# BRANO PROPOSTO
+ + + + +

3- L'ambiguità sul candidato premier

 Il caso di Angelino Alfano è scoppiato quasi un anno fa. Da quando qualcuno fece trapelare una battuta del Cavaliere – subito smentita dall’interessato – sul “quid” che sarebbe mancato, a suo dire, al segretario. L’ambiguità di quel rapporto si è addirittura amplificata nei mesi a seguire, in campagna elettorale. La Lega nord, infatti, pose come condizione per riproporre l’alleanza del Nord la non-candidatura a premier di Berlusconi.
Il Cavaliere pensò di uscirne con una furbata, complice la legge elettorale che non obbliga le coalizioni a una indicazione: il candidato premier ufficiale del centrodestra era proprio Alfano. Invece di mandarlo avanti, però, il Cav ha trasformato quella candidatura in farsa, coprendo sistematicamente le iniziative del suo segretario, catalizzando l’attenzione su di sé, lanciando in prima persona le iniziative (su tutte il taglio dell’Imu), partecipando al suo posto ai confronti televisivi con gli altri candidati. Il delfino, evidentemente, covava da tempo il desiderio di ritagliarsi uno spazio, dare una dimostrazione plastica di autonomia.

4- I ministeri sbagliati

Il difficile rapporto tra il Cavaliere e l’esecutivo di Enrico Letta discende anche dalle modalità con cui questo è stato costituito. Per allontanare il sospetto che ci fosse una pressione pidiellina troppo forte, aiutare il premier a respingere le accuse piddine di «intelligenza con il nemico», la pratica della composizione dell’esecutivo fu interamente gestita dal vicepremier. Che, però, aveva trattato principalmente per sé e per il ministero della Giustizia, dove voleva ci fosse una personalità considerata super-partes, non ostile al Cavaliere. Alfano non è riuscito a mettere le mani su nessun ministero economico, nonostante la campagna elettorale pidiellina fosse stata impostata tutta sulle tasse. Niente Economia (dove, infatti, Fabrizio Saccomanni è sotto tiro di Renato Brunetta da mesi), niente Sviluppo Economico, niente personalità come Stefano Fassina a fare la guardia, almeno come viceministri. Di contro il Pdl ha conquistato Sanità e Agricoltura, importanti per creare consenso, ma meno per riallacciare i fili con l’elettorato conservatore-berlusconiano.

+ + + + +

Record di annotazione delle coordinate

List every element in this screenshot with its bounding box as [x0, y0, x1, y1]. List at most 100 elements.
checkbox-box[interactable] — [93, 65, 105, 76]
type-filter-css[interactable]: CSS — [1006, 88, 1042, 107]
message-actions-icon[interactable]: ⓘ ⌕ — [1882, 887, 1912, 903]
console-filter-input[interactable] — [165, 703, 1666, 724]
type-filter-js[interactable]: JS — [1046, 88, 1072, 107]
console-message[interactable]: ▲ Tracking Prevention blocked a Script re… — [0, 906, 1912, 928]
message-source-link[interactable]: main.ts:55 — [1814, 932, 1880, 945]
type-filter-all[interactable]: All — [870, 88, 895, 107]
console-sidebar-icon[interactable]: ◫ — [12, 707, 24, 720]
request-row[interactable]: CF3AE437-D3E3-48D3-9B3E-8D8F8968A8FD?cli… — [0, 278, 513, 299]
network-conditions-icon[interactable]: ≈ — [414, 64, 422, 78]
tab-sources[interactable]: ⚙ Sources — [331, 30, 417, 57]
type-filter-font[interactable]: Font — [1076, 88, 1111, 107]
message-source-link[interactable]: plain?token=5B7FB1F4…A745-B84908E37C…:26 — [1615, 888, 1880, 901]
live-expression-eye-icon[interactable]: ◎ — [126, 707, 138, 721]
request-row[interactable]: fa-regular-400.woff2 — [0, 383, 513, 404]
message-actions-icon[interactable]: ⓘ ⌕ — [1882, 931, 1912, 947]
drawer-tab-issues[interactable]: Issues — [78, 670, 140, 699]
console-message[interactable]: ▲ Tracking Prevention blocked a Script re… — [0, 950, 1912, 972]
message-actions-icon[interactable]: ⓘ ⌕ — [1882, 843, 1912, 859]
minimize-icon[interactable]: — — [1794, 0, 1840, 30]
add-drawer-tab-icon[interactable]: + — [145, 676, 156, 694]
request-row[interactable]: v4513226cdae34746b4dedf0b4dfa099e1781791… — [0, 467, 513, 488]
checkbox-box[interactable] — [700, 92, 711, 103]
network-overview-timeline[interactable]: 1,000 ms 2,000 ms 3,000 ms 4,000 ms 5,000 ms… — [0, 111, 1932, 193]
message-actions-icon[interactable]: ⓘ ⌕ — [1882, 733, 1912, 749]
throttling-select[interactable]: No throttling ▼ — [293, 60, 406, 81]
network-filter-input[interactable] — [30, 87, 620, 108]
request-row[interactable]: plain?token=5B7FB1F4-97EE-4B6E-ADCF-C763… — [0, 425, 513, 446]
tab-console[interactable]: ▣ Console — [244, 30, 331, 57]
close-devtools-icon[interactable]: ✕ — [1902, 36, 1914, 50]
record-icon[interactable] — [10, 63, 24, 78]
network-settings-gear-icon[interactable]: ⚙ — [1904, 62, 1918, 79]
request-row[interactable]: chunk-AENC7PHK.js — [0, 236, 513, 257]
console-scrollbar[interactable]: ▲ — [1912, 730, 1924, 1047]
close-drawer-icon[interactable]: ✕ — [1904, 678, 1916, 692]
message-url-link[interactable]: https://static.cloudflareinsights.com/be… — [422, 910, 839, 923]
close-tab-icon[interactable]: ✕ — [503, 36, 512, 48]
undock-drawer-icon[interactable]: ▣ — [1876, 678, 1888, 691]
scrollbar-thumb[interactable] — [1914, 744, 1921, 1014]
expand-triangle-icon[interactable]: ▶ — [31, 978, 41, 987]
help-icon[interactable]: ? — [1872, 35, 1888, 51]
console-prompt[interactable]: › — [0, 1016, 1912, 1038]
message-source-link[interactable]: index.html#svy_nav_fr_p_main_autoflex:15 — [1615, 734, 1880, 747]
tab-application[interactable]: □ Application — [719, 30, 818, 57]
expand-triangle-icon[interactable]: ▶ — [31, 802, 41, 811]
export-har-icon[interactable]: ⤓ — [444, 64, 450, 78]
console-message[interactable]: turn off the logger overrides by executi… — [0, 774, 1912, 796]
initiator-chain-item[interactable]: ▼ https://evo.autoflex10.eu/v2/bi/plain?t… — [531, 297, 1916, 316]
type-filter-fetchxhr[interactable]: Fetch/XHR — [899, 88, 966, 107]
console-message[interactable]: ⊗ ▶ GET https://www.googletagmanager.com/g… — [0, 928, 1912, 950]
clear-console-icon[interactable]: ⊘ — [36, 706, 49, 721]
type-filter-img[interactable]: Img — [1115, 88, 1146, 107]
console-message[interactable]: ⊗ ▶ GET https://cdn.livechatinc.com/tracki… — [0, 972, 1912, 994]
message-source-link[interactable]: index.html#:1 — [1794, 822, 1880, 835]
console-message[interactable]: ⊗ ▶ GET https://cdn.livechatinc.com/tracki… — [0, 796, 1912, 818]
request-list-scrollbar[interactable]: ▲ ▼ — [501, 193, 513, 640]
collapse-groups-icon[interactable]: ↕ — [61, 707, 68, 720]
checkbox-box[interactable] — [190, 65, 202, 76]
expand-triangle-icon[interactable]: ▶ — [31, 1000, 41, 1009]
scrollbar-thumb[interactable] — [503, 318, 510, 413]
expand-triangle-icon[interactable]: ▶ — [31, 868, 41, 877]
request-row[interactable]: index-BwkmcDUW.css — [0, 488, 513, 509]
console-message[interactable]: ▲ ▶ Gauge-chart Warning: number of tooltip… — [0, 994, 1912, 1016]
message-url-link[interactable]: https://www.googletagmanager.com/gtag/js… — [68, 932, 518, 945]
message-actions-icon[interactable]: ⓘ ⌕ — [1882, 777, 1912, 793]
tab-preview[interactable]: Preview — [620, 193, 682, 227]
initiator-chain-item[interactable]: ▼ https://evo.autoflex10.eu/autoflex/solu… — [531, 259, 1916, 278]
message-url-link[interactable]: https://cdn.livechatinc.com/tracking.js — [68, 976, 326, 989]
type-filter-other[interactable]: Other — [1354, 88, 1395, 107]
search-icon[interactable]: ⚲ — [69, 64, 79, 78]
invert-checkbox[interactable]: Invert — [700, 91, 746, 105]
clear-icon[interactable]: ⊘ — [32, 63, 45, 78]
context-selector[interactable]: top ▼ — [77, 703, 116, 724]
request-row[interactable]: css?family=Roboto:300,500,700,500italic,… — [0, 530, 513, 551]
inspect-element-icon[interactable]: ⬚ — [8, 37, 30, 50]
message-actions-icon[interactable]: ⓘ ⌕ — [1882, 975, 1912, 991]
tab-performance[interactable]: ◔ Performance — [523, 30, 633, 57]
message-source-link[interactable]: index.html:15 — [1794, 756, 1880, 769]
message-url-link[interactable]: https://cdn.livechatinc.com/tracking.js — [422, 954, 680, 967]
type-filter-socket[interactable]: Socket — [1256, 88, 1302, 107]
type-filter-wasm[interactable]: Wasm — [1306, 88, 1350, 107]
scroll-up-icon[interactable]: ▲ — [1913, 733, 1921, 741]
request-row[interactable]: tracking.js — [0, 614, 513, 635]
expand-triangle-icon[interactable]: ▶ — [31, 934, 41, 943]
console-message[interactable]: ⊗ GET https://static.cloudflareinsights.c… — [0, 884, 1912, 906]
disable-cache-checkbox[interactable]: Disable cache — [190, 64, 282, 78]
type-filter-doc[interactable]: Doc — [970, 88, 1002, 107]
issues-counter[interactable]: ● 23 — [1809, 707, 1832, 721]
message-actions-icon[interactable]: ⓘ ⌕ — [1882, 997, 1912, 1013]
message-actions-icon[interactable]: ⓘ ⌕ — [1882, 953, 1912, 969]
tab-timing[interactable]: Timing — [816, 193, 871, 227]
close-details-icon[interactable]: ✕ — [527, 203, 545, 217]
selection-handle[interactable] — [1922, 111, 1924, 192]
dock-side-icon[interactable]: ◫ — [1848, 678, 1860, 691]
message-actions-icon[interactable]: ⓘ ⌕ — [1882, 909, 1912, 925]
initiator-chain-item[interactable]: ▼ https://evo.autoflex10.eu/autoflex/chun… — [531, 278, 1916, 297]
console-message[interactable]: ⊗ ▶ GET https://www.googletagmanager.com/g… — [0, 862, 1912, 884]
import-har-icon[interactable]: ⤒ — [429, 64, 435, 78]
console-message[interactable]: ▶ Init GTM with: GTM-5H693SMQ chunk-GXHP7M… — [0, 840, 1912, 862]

+ + + + +

# ESERCIZIO
Ricopia dal brano su Alfano e Berlusconi il passaggio che va da "Il Cavaliere pensò" a "plastica di autonomia.", senza alcuna modifica.

# SOLUZIONE DELL'ESERCIZIO
Il Cavaliere pensò di uscirne con una furbata, complice la legge elettorale che non obbliga le coalizioni a una indicazione: il candidato premier ufficiale del centrodestra era proprio Alfano. Invece di mandarlo avanti, però, il Cav ha trasformato quella candidatura in farsa, coprendo sistematicamente le iniziative del suo segretario, catalizzando l’attenzione su di sé, lanciando in prima persona le iniziative (su tutte il taglio dell’Imu), partecipando al suo posto ai confronti televisivi con gli altri candidati. Il delfino, evidentemente, covava da tempo il desiderio di ritagliarsi uno spazio, dare una dimostrazione plastica di autonomia.